### Records for the task

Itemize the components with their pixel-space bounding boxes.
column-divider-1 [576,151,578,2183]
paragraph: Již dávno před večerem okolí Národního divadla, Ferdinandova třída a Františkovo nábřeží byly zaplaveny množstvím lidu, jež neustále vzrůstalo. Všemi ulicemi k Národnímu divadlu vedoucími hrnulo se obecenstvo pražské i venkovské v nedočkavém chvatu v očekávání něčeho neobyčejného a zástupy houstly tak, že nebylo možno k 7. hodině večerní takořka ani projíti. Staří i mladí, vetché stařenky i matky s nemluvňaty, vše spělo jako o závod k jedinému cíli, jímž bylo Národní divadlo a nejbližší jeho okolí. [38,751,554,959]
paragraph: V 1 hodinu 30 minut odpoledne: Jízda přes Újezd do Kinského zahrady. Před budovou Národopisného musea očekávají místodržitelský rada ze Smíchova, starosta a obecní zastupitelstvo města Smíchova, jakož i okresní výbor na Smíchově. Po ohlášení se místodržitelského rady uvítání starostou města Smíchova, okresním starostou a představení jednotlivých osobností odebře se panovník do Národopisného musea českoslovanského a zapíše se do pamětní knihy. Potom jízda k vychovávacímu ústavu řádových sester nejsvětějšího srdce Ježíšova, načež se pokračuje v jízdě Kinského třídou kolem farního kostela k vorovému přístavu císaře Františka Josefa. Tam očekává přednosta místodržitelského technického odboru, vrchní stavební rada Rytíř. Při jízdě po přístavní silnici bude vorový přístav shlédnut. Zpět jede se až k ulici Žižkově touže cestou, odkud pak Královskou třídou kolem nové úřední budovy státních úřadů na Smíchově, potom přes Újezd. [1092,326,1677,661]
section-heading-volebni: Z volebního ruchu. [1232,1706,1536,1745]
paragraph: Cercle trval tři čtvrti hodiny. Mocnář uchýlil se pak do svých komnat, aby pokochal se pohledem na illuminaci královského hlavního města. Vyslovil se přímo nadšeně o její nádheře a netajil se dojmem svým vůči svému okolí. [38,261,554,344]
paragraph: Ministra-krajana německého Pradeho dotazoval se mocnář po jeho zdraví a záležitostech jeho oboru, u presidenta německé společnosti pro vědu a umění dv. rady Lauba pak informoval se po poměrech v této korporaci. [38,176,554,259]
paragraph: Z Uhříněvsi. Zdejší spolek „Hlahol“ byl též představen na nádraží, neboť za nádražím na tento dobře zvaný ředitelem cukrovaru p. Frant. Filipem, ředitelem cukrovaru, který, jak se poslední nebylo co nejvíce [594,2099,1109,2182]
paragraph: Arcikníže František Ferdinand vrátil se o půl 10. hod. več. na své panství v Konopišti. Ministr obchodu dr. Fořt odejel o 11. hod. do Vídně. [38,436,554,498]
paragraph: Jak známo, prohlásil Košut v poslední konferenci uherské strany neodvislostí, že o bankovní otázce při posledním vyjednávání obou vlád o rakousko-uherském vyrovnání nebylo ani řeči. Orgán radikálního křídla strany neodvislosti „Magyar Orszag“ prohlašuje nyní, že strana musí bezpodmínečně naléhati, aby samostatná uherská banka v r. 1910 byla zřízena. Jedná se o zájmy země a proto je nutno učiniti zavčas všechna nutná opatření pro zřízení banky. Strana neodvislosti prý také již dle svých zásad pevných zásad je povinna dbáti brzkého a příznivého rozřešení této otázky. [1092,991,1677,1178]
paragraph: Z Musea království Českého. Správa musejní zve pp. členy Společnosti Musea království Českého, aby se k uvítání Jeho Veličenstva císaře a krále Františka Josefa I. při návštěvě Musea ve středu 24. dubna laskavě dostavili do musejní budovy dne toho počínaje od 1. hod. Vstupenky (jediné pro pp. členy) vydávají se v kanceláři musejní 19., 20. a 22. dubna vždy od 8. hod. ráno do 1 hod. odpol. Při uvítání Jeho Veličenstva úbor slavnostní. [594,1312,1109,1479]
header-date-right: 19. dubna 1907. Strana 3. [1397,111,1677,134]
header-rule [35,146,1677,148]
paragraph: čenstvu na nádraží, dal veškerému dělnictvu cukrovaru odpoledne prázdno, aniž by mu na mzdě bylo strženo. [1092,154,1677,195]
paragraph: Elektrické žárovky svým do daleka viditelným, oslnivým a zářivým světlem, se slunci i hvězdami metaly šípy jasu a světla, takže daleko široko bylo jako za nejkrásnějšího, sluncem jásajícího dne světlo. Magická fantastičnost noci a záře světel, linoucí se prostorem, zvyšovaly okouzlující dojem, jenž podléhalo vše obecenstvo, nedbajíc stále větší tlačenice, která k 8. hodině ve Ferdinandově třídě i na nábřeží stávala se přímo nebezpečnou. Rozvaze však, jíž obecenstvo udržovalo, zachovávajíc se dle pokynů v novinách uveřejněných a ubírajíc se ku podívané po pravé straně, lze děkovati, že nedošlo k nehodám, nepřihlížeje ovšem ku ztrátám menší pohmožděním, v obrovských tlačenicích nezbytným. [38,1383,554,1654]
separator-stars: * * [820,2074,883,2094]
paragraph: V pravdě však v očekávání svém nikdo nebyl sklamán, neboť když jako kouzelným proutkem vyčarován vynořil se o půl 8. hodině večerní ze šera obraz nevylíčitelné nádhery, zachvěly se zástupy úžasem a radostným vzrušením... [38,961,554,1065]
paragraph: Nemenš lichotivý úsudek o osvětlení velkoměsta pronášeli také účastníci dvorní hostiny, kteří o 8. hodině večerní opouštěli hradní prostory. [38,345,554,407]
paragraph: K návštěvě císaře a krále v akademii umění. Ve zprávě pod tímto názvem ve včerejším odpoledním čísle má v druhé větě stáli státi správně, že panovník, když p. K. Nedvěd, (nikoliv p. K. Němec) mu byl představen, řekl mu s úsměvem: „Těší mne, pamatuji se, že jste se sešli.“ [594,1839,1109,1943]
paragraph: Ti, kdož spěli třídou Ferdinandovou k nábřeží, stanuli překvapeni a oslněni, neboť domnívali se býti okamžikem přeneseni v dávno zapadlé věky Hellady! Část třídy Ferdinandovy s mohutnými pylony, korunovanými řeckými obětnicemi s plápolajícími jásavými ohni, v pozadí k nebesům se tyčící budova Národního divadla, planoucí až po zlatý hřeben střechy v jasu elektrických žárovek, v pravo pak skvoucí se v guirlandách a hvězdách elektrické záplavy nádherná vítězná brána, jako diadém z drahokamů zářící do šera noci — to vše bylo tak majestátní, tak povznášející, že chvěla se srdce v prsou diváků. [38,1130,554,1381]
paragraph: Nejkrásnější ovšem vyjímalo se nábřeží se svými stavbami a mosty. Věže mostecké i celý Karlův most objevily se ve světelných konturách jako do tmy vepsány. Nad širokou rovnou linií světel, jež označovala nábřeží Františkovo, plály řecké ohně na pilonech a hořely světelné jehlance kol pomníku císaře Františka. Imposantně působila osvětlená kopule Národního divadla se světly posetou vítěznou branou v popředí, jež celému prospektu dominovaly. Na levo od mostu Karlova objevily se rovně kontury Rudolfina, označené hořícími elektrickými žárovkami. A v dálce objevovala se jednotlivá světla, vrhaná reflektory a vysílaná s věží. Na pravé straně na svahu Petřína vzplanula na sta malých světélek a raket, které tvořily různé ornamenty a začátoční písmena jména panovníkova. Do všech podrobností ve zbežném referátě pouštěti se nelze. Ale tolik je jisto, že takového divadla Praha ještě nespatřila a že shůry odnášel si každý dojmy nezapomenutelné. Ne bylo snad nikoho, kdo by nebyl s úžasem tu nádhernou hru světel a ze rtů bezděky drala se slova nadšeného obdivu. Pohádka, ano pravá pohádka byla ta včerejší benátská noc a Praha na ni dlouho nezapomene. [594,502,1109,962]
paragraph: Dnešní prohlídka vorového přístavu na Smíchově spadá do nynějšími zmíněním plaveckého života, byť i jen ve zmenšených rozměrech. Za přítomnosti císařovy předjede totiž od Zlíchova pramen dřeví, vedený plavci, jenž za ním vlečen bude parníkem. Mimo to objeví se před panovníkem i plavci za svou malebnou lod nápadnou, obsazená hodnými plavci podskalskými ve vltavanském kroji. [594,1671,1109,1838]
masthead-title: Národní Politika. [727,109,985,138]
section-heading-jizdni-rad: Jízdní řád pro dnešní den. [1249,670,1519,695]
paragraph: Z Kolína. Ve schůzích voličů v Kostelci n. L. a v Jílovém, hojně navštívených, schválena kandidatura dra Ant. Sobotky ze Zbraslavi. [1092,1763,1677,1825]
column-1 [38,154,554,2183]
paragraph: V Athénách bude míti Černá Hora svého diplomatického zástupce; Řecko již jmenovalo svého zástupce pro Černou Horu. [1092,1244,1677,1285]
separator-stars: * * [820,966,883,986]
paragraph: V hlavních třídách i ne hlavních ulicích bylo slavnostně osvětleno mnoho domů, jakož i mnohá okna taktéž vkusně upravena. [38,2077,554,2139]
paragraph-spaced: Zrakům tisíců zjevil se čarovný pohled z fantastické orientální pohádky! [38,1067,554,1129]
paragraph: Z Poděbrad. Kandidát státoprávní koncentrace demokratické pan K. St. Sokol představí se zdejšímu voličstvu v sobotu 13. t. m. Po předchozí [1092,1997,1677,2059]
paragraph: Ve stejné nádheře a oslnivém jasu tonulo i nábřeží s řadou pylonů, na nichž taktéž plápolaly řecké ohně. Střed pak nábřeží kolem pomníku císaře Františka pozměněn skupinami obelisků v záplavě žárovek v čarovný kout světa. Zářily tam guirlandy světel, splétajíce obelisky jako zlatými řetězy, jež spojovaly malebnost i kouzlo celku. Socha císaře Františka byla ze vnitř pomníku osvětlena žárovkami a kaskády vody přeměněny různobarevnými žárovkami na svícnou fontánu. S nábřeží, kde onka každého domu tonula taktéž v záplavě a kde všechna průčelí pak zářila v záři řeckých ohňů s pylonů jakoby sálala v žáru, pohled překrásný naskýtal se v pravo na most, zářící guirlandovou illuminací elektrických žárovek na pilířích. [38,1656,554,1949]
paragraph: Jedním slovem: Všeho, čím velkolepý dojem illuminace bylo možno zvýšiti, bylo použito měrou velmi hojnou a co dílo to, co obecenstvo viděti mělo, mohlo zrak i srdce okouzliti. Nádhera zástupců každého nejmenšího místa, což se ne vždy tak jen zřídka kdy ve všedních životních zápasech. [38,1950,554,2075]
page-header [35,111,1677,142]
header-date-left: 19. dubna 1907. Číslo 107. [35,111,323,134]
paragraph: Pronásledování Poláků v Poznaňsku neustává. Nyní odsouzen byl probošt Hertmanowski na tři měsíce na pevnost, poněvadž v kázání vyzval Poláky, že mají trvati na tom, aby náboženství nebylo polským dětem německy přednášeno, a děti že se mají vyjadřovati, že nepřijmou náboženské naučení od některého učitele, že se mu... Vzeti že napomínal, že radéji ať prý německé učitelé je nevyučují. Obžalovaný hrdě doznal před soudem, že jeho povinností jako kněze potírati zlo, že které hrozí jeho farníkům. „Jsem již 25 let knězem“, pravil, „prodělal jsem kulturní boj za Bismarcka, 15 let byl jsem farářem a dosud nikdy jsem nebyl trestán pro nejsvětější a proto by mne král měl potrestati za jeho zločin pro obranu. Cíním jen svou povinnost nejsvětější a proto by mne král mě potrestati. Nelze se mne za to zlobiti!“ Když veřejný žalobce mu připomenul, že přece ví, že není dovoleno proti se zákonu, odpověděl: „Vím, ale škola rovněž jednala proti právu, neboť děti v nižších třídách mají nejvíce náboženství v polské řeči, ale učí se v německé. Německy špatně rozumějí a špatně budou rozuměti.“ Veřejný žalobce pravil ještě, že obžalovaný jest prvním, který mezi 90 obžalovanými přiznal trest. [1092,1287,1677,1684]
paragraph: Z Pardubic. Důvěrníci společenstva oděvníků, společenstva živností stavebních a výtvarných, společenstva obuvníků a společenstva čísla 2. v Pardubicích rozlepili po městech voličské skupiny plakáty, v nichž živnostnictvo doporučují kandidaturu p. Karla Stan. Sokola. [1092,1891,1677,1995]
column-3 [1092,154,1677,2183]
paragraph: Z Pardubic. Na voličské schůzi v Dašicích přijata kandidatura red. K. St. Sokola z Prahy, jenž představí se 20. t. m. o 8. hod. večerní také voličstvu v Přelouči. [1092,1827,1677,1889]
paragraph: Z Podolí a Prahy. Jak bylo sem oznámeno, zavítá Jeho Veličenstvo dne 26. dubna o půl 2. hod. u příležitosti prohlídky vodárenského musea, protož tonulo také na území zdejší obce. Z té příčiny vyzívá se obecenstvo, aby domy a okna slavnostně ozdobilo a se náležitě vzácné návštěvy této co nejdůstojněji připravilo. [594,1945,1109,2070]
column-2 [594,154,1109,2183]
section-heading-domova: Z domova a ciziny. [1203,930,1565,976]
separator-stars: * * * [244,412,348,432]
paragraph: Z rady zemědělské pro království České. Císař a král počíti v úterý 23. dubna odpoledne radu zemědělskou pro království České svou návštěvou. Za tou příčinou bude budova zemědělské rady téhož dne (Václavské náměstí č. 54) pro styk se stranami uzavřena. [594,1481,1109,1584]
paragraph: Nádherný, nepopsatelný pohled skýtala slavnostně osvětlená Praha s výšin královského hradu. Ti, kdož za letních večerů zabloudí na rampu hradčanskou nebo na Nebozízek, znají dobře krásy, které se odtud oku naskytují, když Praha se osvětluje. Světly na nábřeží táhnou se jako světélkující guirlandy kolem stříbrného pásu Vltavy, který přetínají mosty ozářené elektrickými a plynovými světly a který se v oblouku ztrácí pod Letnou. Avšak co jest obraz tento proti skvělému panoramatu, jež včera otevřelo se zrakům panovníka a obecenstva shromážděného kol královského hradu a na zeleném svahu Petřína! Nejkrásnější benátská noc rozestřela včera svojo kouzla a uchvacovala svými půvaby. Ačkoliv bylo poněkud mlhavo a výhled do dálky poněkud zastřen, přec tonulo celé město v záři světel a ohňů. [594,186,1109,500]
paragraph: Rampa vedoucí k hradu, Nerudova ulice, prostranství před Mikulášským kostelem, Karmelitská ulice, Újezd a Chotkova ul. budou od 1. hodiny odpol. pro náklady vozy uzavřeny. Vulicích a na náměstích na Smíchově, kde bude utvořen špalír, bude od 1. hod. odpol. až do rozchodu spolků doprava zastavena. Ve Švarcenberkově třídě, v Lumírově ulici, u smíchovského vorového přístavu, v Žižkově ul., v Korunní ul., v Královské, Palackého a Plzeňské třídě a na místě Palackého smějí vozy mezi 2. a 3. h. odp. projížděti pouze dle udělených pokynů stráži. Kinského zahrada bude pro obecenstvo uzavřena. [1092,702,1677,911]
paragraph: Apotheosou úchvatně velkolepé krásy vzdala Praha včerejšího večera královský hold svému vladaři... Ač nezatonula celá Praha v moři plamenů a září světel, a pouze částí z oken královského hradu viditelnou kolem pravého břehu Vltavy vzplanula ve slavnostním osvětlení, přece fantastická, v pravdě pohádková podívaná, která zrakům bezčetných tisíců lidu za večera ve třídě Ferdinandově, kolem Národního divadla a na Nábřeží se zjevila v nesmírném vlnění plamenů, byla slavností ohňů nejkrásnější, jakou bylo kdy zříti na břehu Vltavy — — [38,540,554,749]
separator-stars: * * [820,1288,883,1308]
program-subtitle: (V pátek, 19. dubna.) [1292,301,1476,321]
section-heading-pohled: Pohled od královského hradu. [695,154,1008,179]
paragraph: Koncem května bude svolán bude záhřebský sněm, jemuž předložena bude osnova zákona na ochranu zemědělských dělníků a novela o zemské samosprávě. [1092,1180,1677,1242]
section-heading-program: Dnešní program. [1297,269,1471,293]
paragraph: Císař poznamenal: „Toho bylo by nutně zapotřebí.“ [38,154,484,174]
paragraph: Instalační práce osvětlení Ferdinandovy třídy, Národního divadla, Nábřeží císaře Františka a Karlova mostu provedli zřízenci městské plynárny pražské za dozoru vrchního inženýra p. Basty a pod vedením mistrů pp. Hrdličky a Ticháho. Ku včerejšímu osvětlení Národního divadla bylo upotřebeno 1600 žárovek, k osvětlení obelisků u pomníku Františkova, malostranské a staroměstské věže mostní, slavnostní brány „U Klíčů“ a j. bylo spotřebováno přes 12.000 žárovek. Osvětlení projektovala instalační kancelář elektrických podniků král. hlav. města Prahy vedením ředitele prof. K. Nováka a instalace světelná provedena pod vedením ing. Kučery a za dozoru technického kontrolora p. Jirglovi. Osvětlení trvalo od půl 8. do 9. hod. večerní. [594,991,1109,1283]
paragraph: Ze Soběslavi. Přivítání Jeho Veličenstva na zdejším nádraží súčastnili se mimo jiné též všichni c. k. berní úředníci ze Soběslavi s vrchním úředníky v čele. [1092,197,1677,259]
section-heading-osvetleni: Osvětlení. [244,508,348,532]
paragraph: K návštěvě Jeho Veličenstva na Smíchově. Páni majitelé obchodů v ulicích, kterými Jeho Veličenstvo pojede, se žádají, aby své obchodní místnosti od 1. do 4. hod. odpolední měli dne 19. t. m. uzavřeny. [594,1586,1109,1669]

######

**Short task:** Format everything from the start of the data down to the line that contains "paragraph: Cercle trval" as a JSON list of strings, one string per line, with blank lines left out.

**Solution for this exercise:**
[
  "Itemize the components with their pixel-space bounding boxes.",
  "column-divider-1 [576,151,578,2183]",
  "paragraph: Již dávno před večerem okolí Národního divadla, Ferdinandova třída a Františkovo nábřeží byly zaplaveny množstvím lidu, jež neustále vzrůstalo. Všemi ulicemi k Národnímu divadlu vedoucími hrnulo se obecenstvo pražské i venkovské v nedočkavém chvatu v očekávání něčeho neobyčejného a zástupy houstly tak, že nebylo možno k 7. hodině večerní takořka ani projíti. Staří i mladí, vetché stařenky i matky s nemluvňaty, vše spělo jako o závod k jedinému cíli, jímž bylo Národní divadlo a nejbližší jeho okolí. [38,751,554,959]",
  "paragraph: V 1 hodinu 30 minut odpoledne: Jízda přes Újezd do Kinského zahrady. Před budovou Národopisného musea očekávají místodržitelský rada ze Smíchova, starosta a obecní zastupitelstvo města Smíchova, jakož i okresní výbor na Smíchově. Po ohlášení se místodržitelského rady uvítání starostou města Smíchova, okresním starostou a představení jednotlivých osobností odebře se panovník do Národopisného musea českoslovanského a zapíše se do pamětní knihy. Potom jízda k vychovávacímu ústavu řádových sester nejsvětějšího srdce Ježíšova, načež se pokračuje v jízdě Kinského třídou kolem farního kostela k vorovému přístavu císaře Františka Josefa. Tam očekává přednosta místodržitelského technického odboru, vrchní stavební rada Rytíř. Při jízdě po přístavní silnici bude vorový přístav shlédnut. Zpět jede se až k ulici Žižkově touže cestou, odkud pak Královskou třídou kolem nové úřední budovy státních úřadů na Smíchově, potom přes Újezd. [1092,326,1677,661]",
  "section-heading-volebni: Z volebního ruchu. [1232,1706,1536,1745]",
  "paragraph: Cercle trval tři čtvrti hodiny. Mocnář uchýlil se pak do svých komnat, aby pokochal se pohledem na illuminaci královského hlavního města. Vyslovil se přímo nadšeně o její nádheře a netajil se dojmem svým vůči svému okolí. [38,261,554,344]"
]